Instructions for the task
Each line below is to be written out in full, exactly as shown.

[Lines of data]

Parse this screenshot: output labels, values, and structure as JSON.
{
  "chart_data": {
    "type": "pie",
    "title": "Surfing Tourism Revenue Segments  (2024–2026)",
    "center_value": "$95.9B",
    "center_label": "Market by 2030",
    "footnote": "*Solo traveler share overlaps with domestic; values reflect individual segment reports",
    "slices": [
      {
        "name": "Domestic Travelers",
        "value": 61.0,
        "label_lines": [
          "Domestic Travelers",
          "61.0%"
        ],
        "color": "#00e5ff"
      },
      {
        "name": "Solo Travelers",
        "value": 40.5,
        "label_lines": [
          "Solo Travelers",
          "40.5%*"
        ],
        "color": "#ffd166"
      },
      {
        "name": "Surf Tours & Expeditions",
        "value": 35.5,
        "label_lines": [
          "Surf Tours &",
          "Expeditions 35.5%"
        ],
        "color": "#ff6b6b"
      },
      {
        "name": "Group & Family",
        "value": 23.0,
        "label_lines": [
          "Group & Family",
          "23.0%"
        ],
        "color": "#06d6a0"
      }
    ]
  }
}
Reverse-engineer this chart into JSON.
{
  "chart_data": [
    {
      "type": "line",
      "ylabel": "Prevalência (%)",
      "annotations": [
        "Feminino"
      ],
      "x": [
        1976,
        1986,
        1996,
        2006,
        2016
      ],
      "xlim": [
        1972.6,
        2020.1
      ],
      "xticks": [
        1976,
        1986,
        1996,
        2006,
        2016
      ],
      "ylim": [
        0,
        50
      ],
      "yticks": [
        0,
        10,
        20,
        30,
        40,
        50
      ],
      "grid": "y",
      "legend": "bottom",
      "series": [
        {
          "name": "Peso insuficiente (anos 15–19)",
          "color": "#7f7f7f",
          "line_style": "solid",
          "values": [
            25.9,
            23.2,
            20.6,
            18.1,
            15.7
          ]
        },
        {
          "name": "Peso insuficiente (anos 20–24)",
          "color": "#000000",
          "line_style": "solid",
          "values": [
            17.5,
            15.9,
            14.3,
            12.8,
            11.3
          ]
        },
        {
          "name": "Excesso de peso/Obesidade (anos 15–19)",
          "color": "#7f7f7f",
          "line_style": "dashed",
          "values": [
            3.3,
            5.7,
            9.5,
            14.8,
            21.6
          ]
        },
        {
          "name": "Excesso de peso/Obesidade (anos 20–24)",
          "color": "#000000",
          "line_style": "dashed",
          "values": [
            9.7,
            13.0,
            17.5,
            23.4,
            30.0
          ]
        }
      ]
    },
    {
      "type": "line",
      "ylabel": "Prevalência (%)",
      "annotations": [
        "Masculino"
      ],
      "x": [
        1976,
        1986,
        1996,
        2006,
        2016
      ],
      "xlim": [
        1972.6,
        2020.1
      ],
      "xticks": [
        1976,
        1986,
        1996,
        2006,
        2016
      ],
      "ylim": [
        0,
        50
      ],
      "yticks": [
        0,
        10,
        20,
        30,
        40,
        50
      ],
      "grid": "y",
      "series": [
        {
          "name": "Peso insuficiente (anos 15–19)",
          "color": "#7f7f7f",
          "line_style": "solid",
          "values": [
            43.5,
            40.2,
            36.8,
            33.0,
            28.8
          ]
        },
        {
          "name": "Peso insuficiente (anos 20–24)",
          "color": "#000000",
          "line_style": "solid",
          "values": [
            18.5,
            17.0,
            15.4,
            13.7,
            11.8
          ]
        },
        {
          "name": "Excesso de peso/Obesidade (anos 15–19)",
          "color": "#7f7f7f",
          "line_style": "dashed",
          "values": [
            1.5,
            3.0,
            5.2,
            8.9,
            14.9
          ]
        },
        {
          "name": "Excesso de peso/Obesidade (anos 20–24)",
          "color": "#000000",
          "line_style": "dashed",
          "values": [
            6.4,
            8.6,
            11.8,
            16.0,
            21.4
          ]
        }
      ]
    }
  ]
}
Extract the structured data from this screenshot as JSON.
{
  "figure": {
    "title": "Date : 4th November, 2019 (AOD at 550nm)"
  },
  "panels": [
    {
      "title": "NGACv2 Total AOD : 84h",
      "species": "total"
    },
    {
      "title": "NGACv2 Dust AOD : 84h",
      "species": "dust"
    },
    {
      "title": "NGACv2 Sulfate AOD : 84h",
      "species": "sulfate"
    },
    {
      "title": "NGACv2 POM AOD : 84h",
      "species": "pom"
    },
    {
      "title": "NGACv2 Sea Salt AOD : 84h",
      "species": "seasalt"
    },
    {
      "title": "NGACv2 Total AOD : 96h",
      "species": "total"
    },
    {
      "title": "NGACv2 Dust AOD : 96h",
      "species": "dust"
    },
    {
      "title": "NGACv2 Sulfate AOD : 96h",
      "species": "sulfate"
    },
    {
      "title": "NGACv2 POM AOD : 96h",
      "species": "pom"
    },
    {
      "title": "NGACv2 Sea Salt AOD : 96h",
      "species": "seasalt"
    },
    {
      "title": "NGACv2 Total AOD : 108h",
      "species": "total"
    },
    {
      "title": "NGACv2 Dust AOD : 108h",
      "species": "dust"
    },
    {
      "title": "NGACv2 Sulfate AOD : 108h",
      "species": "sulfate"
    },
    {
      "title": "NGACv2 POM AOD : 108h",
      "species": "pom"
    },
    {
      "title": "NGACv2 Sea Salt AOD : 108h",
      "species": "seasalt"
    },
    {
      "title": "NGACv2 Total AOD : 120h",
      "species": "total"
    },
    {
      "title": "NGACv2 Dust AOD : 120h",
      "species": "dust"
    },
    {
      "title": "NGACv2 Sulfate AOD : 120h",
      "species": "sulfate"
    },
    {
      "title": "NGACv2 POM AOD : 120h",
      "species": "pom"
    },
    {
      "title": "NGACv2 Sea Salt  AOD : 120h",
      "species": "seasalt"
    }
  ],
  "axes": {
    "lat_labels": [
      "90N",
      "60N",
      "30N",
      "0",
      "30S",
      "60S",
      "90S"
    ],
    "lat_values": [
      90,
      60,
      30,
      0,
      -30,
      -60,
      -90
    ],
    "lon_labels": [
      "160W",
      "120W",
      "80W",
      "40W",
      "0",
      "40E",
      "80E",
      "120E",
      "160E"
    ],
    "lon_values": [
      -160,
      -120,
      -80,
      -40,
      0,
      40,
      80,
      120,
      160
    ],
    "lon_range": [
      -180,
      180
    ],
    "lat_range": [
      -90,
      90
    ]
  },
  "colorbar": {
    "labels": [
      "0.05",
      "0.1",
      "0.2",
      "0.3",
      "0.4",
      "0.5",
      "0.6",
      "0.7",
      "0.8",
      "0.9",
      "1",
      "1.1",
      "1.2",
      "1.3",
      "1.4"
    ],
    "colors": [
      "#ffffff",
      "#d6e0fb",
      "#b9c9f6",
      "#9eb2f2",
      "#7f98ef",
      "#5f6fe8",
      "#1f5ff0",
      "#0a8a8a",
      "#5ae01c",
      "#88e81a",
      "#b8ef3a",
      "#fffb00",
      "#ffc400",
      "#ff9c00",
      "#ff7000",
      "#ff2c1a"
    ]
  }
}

Output
Parse this screenshot: output labels, values, and structure as JSON.
{
  "chart_data": {
    "type": "pie",
    "title": "Surfing Tourism Revenue Segments  (2024–2026)",
    "center_value": "$95.9B",
    "center_label": "Market by 2030",
    "footnote": "*Solo traveler share overlaps with domestic; values reflect individual segment reports",
    "slices": [
      {
        "name": "Domestic Travelers",
        "value": 61.0,
        "label_lines": [
          "Domestic Travelers",
          "61.0%"
        ],
        "color": "#00e5ff"
      },
      {
        "name": "Solo Travelers",
        "value": 40.5,
        "label_lines": [
          "Solo Travelers",
          "40.5%*"
        ],
        "color": "#ffd166"
      },
      {
        "name": "Surf Tours & Expeditions",
        "value": 35.5,
        "label_lines": [
          "Surf Tours &",
          "Expeditions 35.5%"
        ],
        "color": "#ff6b6b"
      },
      {
        "name": "Group & Family",
        "value": 23.0,
        "label_lines": [
          "Group & Family",
          "23.0%"
        ],
        "color": "#06d6a0"
      }
    ]
  }
}
Reverse-engineer this chart into JSON.
{
  "chart_data": [
    {
      "type": "line",
      "ylabel": "Prevalência (%)",
      "annotations": [
        "Feminino"
      ],
      "x": [
        1976,
        1986,
        1996,
        2006,
        2016
      ],
      "xlim": [
        1972.6,
        2020.1
      ],
      "xticks": [
        1976,
        1986,
        1996,
        2006,
        2016
      ],
      "ylim": [
        0,
        50
      ],
      "yticks": [
        0,
        10,
        20,
        30,
        40,
        50
      ],
      "grid": "y",
      "legend": "bottom",
      "series": [
        {
          "name": "Peso insuficiente (anos 15–19)",
          "color": "#7f7f7f",
          "line_style": "solid",
          "values": [
            25.9,
            23.2,
            20.6,
            18.1,
            15.7
          ]
        },
        {
          "name": "Peso insuficiente (anos 20–24)",
          "color": "#000000",
          "line_style": "solid",
          "values": [
            17.5,
            15.9,
            14.3,
            12.8,
            11.3
          ]
        },
        {
          "name": "Excesso de peso/Obesidade (anos 15–19)",
          "color": "#7f7f7f",
          "line_style": "dashed",
          "values": [
            3.3,
            5.7,
            9.5,
            14.8,
            21.6
          ]
        },
        {
          "name": "Excesso de peso/Obesidade (anos 20–24)",
          "color": "#000000",
          "line_style": "dashed",
          "values": [
            9.7,
            13.0,
            17.5,
            23.4,
            30.0
          ]
        }
      ]
    },
    {
      "type": "line",
      "ylabel": "Prevalência (%)",
      "annotations": [
        "Masculino"
      ],
      "x": [
        1976,
        1986,
        1996,
        2006,
        2016
      ],
      "xlim": [
        1972.6,
        2020.1
      ],
      "xticks": [
        1976,
        1986,
        1996,
        2006,
        2016
      ],
      "ylim": [
        0,
        50
      ],
      "yticks": [
        0,
        10,
        20,
        30,
        40,
        50
      ],
      "grid": "y",
      "series": [
        {
          "name": "Peso insuficiente (anos 15–19)",
          "color": "#7f7f7f",
          "line_style": "solid",
          "values": [
            43.5,
            40.2,
            36.8,
            33.0,
            28.8
          ]
        },
        {
          "name": "Peso insuficiente (anos 20–24)",
          "color": "#000000",
          "line_style": "solid",
          "values": [
            18.5,
            17.0,
            15.4,
            13.7,
            11.8
          ]
        },
        {
          "name": "Excesso de peso/Obesidade (anos 15–19)",
          "color": "#7f7f7f",
          "line_style": "dashed",
          "values": [
            1.5,
            3.0,
            5.2,
            8.9,
            14.9
          ]
        },
        {
          "name": "Excesso de peso/Obesidade (anos 20–24)",
          "color": "#000000",
          "line_style": "dashed",
          "values": [
            6.4,
            8.6,
            11.8,
            16.0,
            21.4
          ]
        }
      ]
    }
  ]
}
Extract the structured data from this screenshot as JSON.
{
  "figure": {
    "title": "Date : 4th November, 2019 (AOD at 550nm)"
  },
  "panels": [
    {
      "title": "NGACv2 Total AOD : 84h",
      "species": "total"
    },
    {
      "title": "NGACv2 Dust AOD : 84h",
      "species": "dust"
    },
    {
      "title": "NGACv2 Sulfate AOD : 84h",
      "species": "sulfate"
    },
    {
      "title": "NGACv2 POM AOD : 84h",
      "species": "pom"
    },
    {
      "title": "NGACv2 Sea Salt AOD : 84h",
      "species": "seasalt"
    },
    {
      "title": "NGACv2 Total AOD : 96h",
      "species": "total"
    },
    {
      "title": "NGACv2 Dust AOD : 96h",
      "species": "dust"
    },
    {
      "title": "NGACv2 Sulfate AOD : 96h",
      "species": "sulfate"
    },
    {
      "title": "NGACv2 POM AOD : 96h",
      "species": "pom"
    },
    {
      "title": "NGACv2 Sea Salt AOD : 96h",
      "species": "seasalt"
    },
    {
      "title": "NGACv2 Total AOD : 108h",
      "species": "total"
    },
    {
      "title": "NGACv2 Dust AOD : 108h",
      "species": "dust"
    },
    {
      "title": "NGACv2 Sulfate AOD : 108h",
      "species": "sulfate"
    },
    {
      "title": "NGACv2 POM AOD : 108h",
      "species": "pom"
    },
    {
      "title": "NGACv2 Sea Salt AOD : 108h",
      "species": "seasalt"
    },
    {
      "title": "NGACv2 Total AOD : 120h",
      "species": "total"
    },
    {
      "title": "NGACv2 Dust AOD : 120h",
      "species": "dust"
    },
    {
      "title": "NGACv2 Sulfate AOD : 120h",
      "species": "sulfate"
    },
    {
      "title": "NGACv2 POM AOD : 120h",
      "species": "pom"
    },
    {
      "title": "NGACv2 Sea Salt  AOD : 120h",
      "species": "seasalt"
    }
  ],
  "axes": {
    "lat_labels": [
      "90N",
      "60N",
      "30N",
      "0",
      "30S",
      "60S",
      "90S"
    ],
    "lat_values": [
      90,
      60,
      30,
      0,
      -30,
      -60,
      -90
    ],
    "lon_labels": [
      "160W",
      "120W",
      "80W",
      "40W",
      "0",
      "40E",
      "80E",
      "120E",
      "160E"
    ],
    "lon_values": [
      -160,
      -120,
      -80,
      -40,
      0,
      40,
      80,
      120,
      160
    ],
    "lon_range": [
      -180,
      180
    ],
    "lat_range": [
      -90,
      90
    ]
  },
  "colorbar": {
    "labels": [
      "0.05",
      "0.1",
      "0.2",
      "0.3",
      "0.4",
      "0.5",
      "0.6",
      "0.7",
      "0.8",
      "0.9",
      "1",
      "1.1",
      "1.2",
      "1.3",
      "1.4"
    ],
    "colors": [
      "#ffffff",
      "#d6e0fb",
      "#b9c9f6",
      "#9eb2f2",
      "#7f98ef",
      "#5f6fe8",
      "#1f5ff0",
      "#0a8a8a",
      "#5ae01c",
      "#88e81a",
      "#b8ef3a",
      "#fffb00",
      "#ffc400",
      "#ff9c00",
      "#ff7000",
      "#ff2c1a"
    ]
  }
}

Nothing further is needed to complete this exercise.